»»
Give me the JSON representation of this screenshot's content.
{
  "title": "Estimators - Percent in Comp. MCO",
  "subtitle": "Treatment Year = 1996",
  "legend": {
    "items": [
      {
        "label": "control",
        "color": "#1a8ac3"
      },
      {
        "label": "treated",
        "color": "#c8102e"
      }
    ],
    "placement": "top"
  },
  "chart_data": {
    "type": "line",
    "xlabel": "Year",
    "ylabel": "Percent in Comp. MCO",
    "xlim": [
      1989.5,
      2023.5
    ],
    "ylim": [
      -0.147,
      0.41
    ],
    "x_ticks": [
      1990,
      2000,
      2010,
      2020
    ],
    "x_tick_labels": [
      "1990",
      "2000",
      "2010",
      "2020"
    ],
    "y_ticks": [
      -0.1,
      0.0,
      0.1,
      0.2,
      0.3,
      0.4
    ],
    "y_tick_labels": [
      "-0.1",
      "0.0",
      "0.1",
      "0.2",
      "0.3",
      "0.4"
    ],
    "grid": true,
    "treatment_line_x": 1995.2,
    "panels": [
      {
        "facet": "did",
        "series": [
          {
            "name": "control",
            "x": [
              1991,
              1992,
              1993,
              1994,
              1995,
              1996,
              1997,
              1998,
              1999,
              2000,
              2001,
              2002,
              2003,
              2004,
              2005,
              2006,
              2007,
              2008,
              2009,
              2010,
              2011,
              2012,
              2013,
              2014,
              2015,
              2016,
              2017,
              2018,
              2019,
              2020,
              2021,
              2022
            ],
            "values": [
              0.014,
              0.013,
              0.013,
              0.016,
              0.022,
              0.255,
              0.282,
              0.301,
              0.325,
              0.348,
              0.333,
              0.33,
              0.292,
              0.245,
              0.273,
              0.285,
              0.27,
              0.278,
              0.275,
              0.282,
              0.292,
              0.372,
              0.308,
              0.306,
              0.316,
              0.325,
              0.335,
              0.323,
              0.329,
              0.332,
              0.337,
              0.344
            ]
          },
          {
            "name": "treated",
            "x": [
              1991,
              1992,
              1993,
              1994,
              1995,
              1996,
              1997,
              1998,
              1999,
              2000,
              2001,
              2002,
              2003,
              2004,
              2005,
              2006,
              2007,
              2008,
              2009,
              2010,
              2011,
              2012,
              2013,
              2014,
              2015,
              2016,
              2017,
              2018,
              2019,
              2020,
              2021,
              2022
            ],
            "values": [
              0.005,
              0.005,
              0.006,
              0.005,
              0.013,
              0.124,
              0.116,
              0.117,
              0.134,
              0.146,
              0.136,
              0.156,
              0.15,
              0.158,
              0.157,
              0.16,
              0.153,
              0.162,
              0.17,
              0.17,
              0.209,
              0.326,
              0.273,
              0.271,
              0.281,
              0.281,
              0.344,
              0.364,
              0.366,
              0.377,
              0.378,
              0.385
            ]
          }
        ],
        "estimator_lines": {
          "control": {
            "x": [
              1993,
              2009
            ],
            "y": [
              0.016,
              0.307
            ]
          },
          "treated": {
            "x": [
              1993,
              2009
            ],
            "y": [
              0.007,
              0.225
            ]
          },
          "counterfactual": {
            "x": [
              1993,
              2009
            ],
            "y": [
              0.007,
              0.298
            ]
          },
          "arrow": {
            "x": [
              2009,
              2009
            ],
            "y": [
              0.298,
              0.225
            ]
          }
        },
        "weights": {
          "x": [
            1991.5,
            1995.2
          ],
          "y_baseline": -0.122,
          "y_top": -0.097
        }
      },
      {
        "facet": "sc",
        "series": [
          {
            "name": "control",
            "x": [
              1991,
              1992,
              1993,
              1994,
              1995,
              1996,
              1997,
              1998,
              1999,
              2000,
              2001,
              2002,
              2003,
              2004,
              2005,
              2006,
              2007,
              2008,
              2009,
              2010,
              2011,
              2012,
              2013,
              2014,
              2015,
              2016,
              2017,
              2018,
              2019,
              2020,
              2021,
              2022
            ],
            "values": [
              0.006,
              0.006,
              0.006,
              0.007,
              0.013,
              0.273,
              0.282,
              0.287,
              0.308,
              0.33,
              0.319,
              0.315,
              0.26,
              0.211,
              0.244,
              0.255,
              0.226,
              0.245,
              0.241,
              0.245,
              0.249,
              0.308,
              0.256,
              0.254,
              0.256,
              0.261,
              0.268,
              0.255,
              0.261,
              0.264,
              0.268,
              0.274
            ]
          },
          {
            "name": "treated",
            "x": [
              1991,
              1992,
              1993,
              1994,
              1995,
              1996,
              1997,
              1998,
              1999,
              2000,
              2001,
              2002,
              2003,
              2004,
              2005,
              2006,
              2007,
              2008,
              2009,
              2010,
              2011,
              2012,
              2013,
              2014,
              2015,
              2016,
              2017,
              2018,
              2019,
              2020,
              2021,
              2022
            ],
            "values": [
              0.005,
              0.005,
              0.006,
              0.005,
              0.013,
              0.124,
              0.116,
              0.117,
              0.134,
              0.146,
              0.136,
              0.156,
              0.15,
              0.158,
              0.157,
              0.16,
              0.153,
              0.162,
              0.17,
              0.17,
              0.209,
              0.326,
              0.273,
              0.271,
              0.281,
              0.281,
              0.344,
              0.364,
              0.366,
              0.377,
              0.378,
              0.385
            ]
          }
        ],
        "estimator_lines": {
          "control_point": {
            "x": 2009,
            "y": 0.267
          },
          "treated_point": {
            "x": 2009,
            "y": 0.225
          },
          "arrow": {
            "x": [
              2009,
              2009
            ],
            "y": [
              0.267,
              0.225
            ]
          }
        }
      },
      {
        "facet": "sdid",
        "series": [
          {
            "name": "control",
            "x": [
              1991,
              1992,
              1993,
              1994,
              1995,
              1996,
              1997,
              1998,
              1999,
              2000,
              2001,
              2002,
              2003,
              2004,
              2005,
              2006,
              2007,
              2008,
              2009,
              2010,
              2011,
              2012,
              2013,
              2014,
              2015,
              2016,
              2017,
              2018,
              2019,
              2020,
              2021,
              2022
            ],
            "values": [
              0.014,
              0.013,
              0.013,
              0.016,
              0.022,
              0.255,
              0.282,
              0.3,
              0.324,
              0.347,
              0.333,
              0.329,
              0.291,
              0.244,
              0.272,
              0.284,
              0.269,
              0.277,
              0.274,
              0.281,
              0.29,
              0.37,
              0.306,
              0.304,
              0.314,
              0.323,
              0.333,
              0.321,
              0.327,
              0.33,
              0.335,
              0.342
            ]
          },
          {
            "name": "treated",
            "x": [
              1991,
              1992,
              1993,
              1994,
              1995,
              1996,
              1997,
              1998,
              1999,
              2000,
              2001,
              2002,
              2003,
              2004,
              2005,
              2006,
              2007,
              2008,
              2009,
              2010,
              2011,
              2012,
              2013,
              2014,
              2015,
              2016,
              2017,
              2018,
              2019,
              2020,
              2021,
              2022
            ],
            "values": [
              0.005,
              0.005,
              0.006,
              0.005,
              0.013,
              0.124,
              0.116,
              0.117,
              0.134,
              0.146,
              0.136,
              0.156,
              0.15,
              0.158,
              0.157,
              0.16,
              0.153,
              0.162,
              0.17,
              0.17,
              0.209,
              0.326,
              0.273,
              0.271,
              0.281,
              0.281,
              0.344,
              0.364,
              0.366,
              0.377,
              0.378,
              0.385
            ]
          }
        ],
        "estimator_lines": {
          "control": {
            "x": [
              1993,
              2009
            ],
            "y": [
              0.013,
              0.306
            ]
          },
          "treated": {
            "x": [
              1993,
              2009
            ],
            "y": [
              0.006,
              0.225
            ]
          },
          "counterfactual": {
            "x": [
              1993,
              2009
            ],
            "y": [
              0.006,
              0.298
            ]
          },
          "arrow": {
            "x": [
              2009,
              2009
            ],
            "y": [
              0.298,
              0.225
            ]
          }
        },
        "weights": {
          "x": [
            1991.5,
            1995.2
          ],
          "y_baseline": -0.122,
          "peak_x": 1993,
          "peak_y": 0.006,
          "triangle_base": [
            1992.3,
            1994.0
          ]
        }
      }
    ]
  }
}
««
Stated task:
Select every line of the records holding the string "Percent".

Worked solution:
  "title": "Estimators - Percent in Comp. MCO",
    "ylabel": "Percent in Comp. MCO",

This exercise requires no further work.